▶ GOAL OF THE EXERCISE: Write out the entries verbatim and leave the images out of the copy.

■ ■ ■

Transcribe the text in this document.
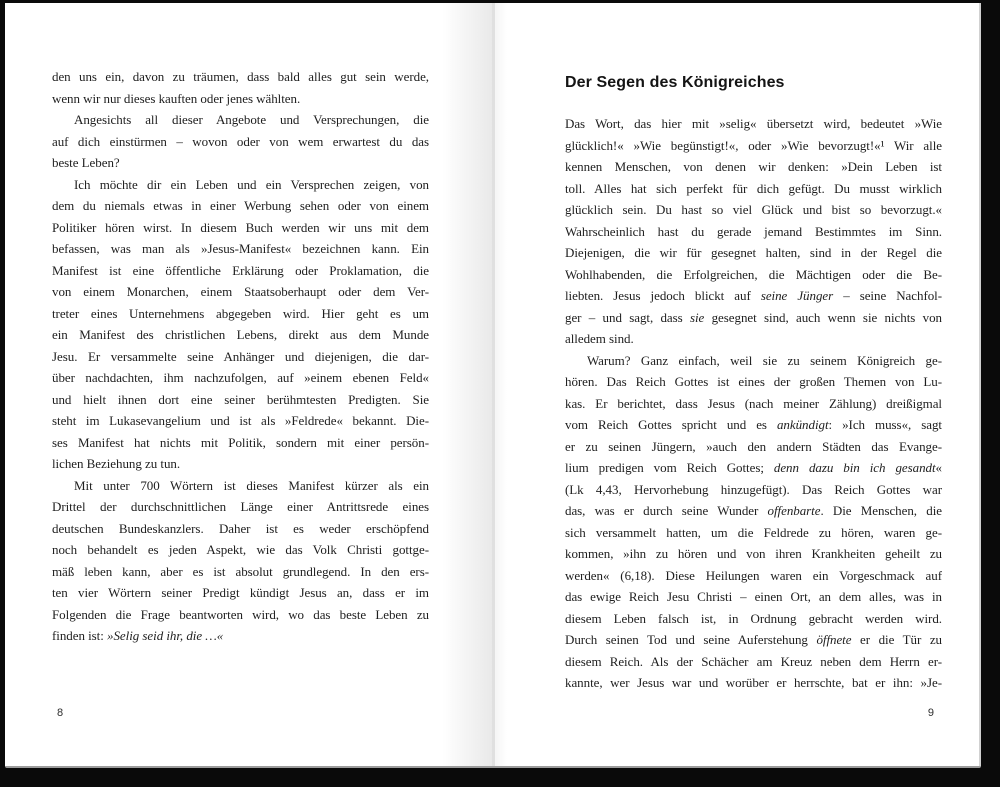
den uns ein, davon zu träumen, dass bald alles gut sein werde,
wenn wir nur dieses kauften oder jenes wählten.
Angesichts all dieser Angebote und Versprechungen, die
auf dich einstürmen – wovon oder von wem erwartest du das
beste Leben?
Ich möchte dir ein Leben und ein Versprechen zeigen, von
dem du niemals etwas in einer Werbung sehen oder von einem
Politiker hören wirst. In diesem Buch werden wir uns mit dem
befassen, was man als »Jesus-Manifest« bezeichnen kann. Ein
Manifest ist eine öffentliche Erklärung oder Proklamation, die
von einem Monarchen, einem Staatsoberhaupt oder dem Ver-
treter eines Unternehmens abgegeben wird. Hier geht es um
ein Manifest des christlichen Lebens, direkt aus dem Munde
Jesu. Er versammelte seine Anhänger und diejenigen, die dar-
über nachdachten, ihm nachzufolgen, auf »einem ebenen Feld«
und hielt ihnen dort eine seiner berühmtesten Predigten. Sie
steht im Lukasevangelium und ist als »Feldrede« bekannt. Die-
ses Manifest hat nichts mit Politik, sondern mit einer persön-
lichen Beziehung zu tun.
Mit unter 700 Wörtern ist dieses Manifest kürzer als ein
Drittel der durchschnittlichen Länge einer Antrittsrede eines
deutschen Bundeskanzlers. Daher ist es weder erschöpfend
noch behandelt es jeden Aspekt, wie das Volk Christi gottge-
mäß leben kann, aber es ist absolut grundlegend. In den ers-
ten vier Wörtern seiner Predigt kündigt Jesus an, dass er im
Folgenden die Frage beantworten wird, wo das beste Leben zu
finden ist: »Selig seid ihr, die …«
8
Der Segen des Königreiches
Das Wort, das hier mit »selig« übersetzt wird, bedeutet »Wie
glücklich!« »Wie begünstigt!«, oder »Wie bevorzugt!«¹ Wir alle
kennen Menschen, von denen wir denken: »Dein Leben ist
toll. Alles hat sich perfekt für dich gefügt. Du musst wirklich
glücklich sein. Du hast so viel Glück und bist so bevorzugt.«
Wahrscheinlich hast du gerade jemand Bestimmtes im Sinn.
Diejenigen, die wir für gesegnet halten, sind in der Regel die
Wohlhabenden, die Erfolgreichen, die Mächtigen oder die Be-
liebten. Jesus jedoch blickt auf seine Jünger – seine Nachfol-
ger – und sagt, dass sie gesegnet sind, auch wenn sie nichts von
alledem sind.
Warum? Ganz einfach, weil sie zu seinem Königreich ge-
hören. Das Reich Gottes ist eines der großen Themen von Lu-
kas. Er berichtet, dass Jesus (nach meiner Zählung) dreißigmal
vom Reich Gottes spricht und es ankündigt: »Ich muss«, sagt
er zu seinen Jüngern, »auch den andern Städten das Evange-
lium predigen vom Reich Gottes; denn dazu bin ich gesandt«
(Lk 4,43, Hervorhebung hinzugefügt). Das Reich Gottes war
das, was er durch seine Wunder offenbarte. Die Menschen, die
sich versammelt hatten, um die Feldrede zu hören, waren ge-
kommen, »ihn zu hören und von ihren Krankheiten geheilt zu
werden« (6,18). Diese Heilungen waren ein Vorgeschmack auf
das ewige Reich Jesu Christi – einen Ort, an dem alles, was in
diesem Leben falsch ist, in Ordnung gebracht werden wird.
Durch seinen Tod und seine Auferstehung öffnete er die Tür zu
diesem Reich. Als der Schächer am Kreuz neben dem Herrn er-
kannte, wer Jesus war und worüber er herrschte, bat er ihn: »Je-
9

■ ■ ■

▶ FULL OUTPUT:
Transcribe the text in this document.
den uns ein, davon zu träumen, dass bald alles gut sein werde,
wenn wir nur dieses kauften oder jenes wählten.
Angesichts all dieser Angebote und Versprechungen, die
auf dich einstürmen – wovon oder von wem erwartest du das
beste Leben?
Ich möchte dir ein Leben und ein Versprechen zeigen, von
dem du niemals etwas in einer Werbung sehen oder von einem
Politiker hören wirst. In diesem Buch werden wir uns mit dem
befassen, was man als »Jesus-Manifest« bezeichnen kann. Ein
Manifest ist eine öffentliche Erklärung oder Proklamation, die
von einem Monarchen, einem Staatsoberhaupt oder dem Ver-
treter eines Unternehmens abgegeben wird. Hier geht es um
ein Manifest des christlichen Lebens, direkt aus dem Munde
Jesu. Er versammelte seine Anhänger und diejenigen, die dar-
über nachdachten, ihm nachzufolgen, auf »einem ebenen Feld«
und hielt ihnen dort eine seiner berühmtesten Predigten. Sie
steht im Lukasevangelium und ist als »Feldrede« bekannt. Die-
ses Manifest hat nichts mit Politik, sondern mit einer persön-
lichen Beziehung zu tun.
Mit unter 700 Wörtern ist dieses Manifest kürzer als ein
Drittel der durchschnittlichen Länge einer Antrittsrede eines
deutschen Bundeskanzlers. Daher ist es weder erschöpfend
noch behandelt es jeden Aspekt, wie das Volk Christi gottge-
mäß leben kann, aber es ist absolut grundlegend. In den ers-
ten vier Wörtern seiner Predigt kündigt Jesus an, dass er im
Folgenden die Frage beantworten wird, wo das beste Leben zu
finden ist: »Selig seid ihr, die …«
8
Der Segen des Königreiches
Das Wort, das hier mit »selig« übersetzt wird, bedeutet »Wie
glücklich!« »Wie begünstigt!«, oder »Wie bevorzugt!«¹ Wir alle
kennen Menschen, von denen wir denken: »Dein Leben ist
toll. Alles hat sich perfekt für dich gefügt. Du musst wirklich
glücklich sein. Du hast so viel Glück und bist so bevorzugt.«
Wahrscheinlich hast du gerade jemand Bestimmtes im Sinn.
Diejenigen, die wir für gesegnet halten, sind in der Regel die
Wohlhabenden, die Erfolgreichen, die Mächtigen oder die Be-
liebten. Jesus jedoch blickt auf seine Jünger – seine Nachfol-
ger – und sagt, dass sie gesegnet sind, auch wenn sie nichts von
alledem sind.
Warum? Ganz einfach, weil sie zu seinem Königreich ge-
hören. Das Reich Gottes ist eines der großen Themen von Lu-
kas. Er berichtet, dass Jesus (nach meiner Zählung) dreißigmal
vom Reich Gottes spricht und es ankündigt: »Ich muss«, sagt
er zu seinen Jüngern, »auch den andern Städten das Evange-
lium predigen vom Reich Gottes; denn dazu bin ich gesandt«
(Lk 4,43, Hervorhebung hinzugefügt). Das Reich Gottes war
das, was er durch seine Wunder offenbarte. Die Menschen, die
sich versammelt hatten, um die Feldrede zu hören, waren ge-
kommen, »ihn zu hören und von ihren Krankheiten geheilt zu
werden« (6,18). Diese Heilungen waren ein Vorgeschmack auf
das ewige Reich Jesu Christi – einen Ort, an dem alles, was in
diesem Leben falsch ist, in Ordnung gebracht werden wird.
Durch seinen Tod und seine Auferstehung öffnete er die Tür zu
diesem Reich. Als der Schächer am Kreuz neben dem Herrn er-
kannte, wer Jesus war und worüber er herrschte, bat er ihn: »Je-
9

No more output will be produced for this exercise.